┏━━

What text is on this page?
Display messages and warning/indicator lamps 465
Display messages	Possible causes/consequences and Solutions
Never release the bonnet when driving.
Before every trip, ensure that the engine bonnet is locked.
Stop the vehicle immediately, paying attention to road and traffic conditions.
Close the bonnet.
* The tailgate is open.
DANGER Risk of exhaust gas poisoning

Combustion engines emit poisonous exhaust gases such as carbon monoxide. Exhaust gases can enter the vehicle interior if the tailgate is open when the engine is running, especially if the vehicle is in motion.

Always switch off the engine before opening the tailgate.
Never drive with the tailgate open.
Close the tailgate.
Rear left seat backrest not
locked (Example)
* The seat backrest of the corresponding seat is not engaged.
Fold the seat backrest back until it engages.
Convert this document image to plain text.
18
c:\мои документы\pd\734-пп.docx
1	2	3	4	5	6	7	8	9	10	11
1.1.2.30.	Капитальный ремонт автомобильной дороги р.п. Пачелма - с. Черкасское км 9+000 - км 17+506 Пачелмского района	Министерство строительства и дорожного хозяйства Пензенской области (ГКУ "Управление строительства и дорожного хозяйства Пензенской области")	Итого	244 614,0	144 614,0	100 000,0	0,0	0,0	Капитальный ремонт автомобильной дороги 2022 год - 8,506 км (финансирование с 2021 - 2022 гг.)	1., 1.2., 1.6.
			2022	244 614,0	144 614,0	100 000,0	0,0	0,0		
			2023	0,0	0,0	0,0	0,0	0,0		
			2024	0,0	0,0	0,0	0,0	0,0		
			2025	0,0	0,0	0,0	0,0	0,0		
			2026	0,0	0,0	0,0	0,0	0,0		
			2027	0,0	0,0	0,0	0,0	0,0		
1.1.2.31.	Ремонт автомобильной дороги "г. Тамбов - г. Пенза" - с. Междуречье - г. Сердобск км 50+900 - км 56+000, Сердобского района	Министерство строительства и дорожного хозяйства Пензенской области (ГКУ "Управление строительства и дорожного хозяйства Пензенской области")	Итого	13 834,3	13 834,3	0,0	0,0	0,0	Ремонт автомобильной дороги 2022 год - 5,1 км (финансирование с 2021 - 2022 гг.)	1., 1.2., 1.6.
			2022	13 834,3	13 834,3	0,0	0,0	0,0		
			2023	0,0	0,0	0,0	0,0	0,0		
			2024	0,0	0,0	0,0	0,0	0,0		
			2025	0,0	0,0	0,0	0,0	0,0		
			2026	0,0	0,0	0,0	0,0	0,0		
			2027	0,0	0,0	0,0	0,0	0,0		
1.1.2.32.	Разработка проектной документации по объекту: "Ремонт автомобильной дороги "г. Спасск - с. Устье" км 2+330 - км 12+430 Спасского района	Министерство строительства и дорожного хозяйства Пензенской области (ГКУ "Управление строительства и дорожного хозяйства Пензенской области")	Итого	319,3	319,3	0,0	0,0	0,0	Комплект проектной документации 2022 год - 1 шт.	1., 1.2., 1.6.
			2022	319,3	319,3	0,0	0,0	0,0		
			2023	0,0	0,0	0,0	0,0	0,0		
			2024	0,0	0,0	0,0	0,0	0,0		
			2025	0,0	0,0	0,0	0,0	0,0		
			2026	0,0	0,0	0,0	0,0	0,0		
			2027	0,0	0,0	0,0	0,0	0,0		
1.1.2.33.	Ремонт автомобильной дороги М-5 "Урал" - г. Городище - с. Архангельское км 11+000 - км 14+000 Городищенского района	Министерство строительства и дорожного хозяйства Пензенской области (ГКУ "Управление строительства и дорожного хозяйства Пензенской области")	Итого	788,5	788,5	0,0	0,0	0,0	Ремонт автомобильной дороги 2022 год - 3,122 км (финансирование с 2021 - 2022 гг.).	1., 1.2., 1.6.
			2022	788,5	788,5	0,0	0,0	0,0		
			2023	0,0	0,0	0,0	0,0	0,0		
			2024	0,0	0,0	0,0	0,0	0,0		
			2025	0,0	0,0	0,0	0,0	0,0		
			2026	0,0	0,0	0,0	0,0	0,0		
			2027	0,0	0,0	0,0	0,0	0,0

┗━━

## WHAT YOU NEED TO DO:
Scan the listing above for the word "vehicle" and copy every line that holds it.

## RESPONSE TO THE EXERCISE:
Stop the vehicle immediately, paying attention to road and traffic conditions.
Combustion engines emit poisonous exhaust gases such as carbon monoxide. Exhaust gases can enter the vehicle interior if the tailgate is open when the engine is running, especially if the vehicle is in motion.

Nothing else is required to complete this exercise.